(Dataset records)
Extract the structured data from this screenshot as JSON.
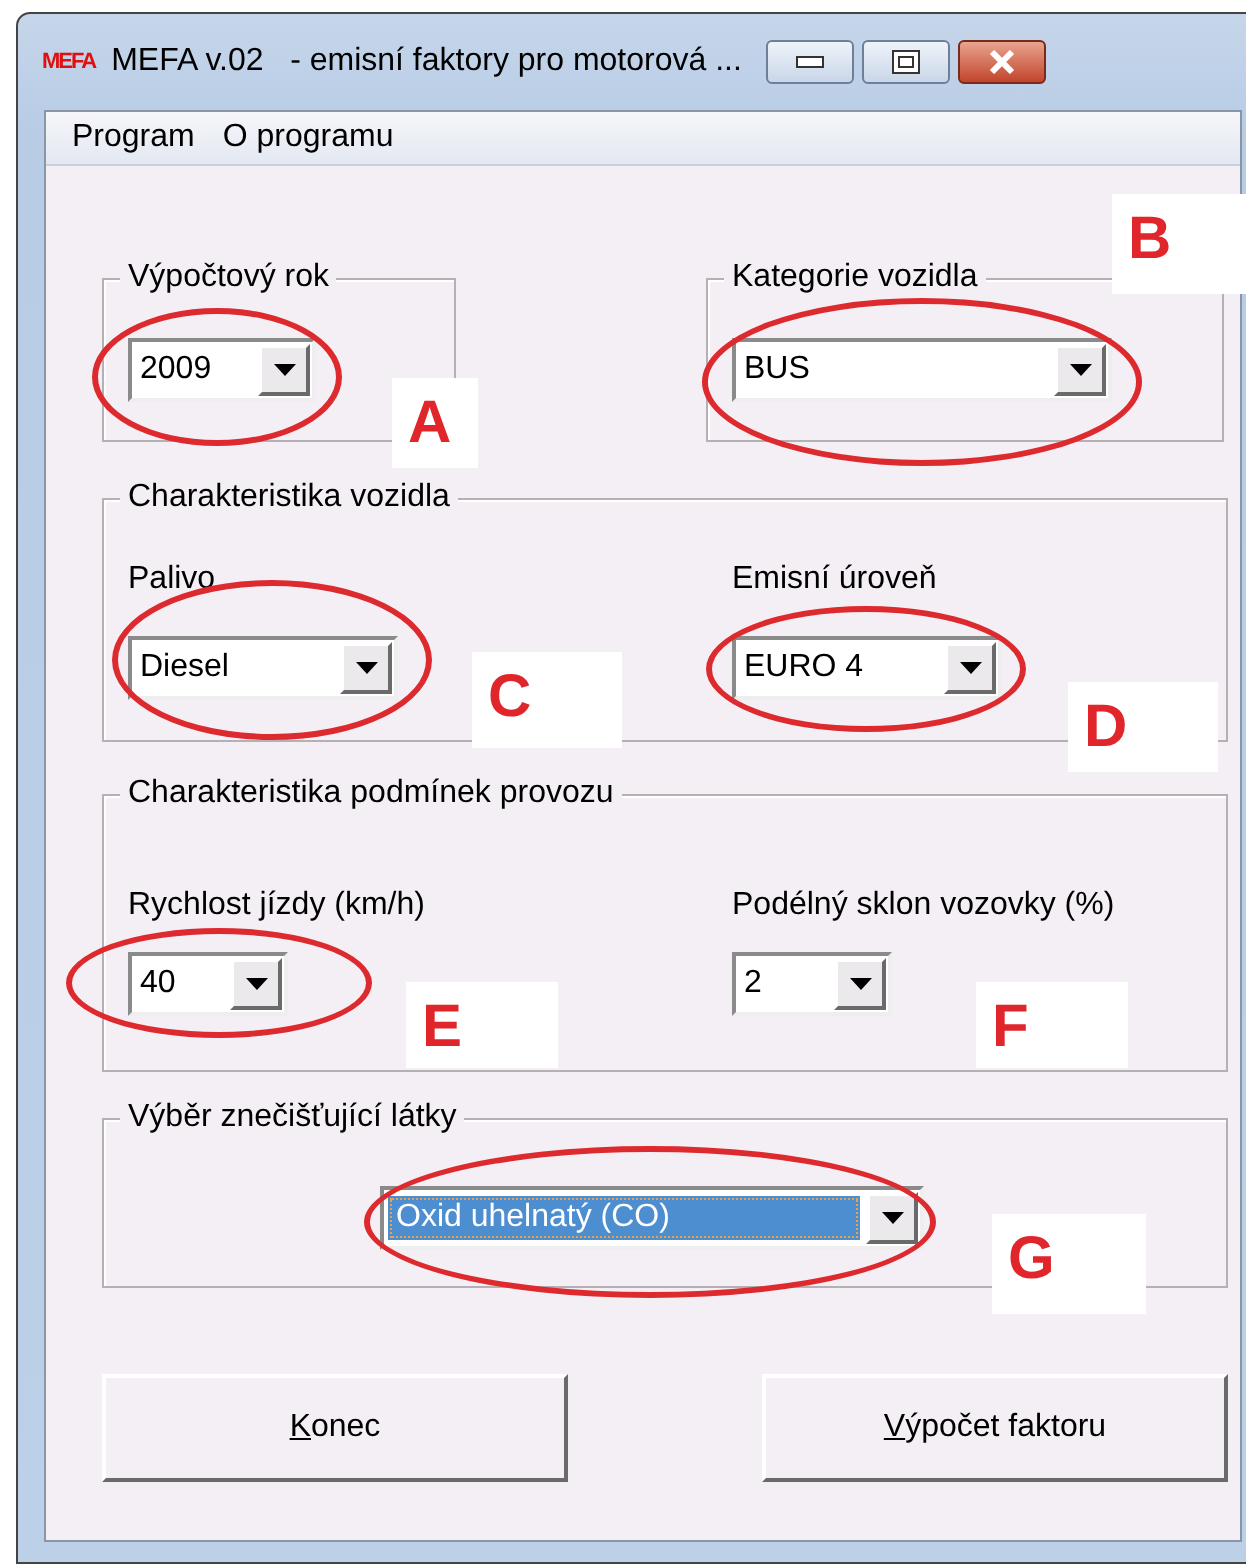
{
  "window": {
    "logo": "MEFA",
    "title": "MEFA v.02   - emisní faktory pro motorová ..."
  },
  "menu": [
    {
      "label": "Program"
    },
    {
      "label": "O programu"
    }
  ],
  "sections": [
    {
      "title": "Výpočtový rok",
      "fields": [
        {
          "value": "2009",
          "focused": false,
          "circled": true,
          "annotation": "A"
        }
      ]
    },
    {
      "title": "Kategorie vozidla",
      "fields": [
        {
          "value": "BUS",
          "focused": false,
          "circled": true,
          "annotation": "B"
        }
      ]
    },
    {
      "title": "Charakteristika vozidla",
      "fields": [
        {
          "label": "Palivo",
          "value": "Diesel",
          "focused": false,
          "circled": true,
          "annotation": "C"
        },
        {
          "label": "Emisní úroveň",
          "value": "EURO 4",
          "focused": false,
          "circled": true,
          "annotation": "D"
        }
      ]
    },
    {
      "title": "Charakteristika podmínek provozu",
      "fields": [
        {
          "label": "Rychlost jízdy (km/h)",
          "value": "40",
          "focused": false,
          "circled": true,
          "annotation": "E"
        },
        {
          "label": "Podélný sklon vozovky (%)",
          "value": "2",
          "focused": false,
          "circled": false,
          "annotation": "F"
        }
      ]
    },
    {
      "title": "Výběr znečišťující látky",
      "fields": [
        {
          "value": "Oxid uhelnatý (CO)",
          "focused": true,
          "circled": true,
          "annotation": "G"
        }
      ]
    }
  ],
  "buttons": [
    {
      "label": "Konec",
      "mnemonic_first": true
    },
    {
      "label": "Výpočet faktoru",
      "mnemonic_first": true
    }
  ]
}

§ **WHAT IS EXPECTED**:
Pick out the lines that include the word "value" and write them out.

§ **THE RESPONSE**:
          "value": "2009",
          "value": "BUS",
          "value": "Diesel",
          "value": "EURO 4",
          "value": "40",
          "value": "2",
          "value": "Oxid uhelnatý (CO)",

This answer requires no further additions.